→ **TASK**: Print each line exactly as it is given.

[START OF THE INPUT]

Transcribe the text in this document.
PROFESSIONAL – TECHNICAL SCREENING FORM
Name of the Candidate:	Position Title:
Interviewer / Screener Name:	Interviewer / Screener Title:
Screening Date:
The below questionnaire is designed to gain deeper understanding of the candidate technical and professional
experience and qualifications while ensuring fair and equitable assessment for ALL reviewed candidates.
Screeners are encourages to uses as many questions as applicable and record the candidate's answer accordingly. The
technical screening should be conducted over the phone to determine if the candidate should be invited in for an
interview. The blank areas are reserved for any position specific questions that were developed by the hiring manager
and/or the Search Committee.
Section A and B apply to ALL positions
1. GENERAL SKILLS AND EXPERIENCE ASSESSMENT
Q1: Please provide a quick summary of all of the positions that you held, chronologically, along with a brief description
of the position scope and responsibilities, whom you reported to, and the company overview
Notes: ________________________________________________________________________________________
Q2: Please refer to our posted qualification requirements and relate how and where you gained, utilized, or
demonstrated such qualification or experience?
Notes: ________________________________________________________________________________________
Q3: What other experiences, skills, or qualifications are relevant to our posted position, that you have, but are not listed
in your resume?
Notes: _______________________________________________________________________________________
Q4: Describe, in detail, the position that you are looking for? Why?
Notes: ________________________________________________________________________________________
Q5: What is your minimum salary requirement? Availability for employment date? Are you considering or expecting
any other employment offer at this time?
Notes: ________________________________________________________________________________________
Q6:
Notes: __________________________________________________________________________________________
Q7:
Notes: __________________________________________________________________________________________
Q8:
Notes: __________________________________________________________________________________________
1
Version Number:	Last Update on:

[END OF THE INPUT]

→ **TASK RESULT**:
Transcribe the text in this document.
PROFESSIONAL – TECHNICAL SCREENING FORM
Name of the Candidate:	Position Title:
Interviewer / Screener Name:	Interviewer / Screener Title:
Screening Date:
The below questionnaire is designed to gain deeper understanding of the candidate technical and professional
experience and qualifications while ensuring fair and equitable assessment for ALL reviewed candidates.
Screeners are encourages to uses as many questions as applicable and record the candidate's answer accordingly. The
technical screening should be conducted over the phone to determine if the candidate should be invited in for an
interview. The blank areas are reserved for any position specific questions that were developed by the hiring manager
and/or the Search Committee.
Section A and B apply to ALL positions
1. GENERAL SKILLS AND EXPERIENCE ASSESSMENT
Q1: Please provide a quick summary of all of the positions that you held, chronologically, along with a brief description
of the position scope and responsibilities, whom you reported to, and the company overview
Notes: ________________________________________________________________________________________
Q2: Please refer to our posted qualification requirements and relate how and where you gained, utilized, or
demonstrated such qualification or experience?
Notes: ________________________________________________________________________________________
Q3: What other experiences, skills, or qualifications are relevant to our posted position, that you have, but are not listed
in your resume?
Notes: _______________________________________________________________________________________
Q4: Describe, in detail, the position that you are looking for? Why?
Notes: ________________________________________________________________________________________
Q5: What is your minimum salary requirement? Availability for employment date? Are you considering or expecting
any other employment offer at this time?
Notes: ________________________________________________________________________________________
Q6:
Notes: __________________________________________________________________________________________
Q7:
Notes: __________________________________________________________________________________________
Q8:
Notes: __________________________________________________________________________________________
1
Version Number:	Last Update on:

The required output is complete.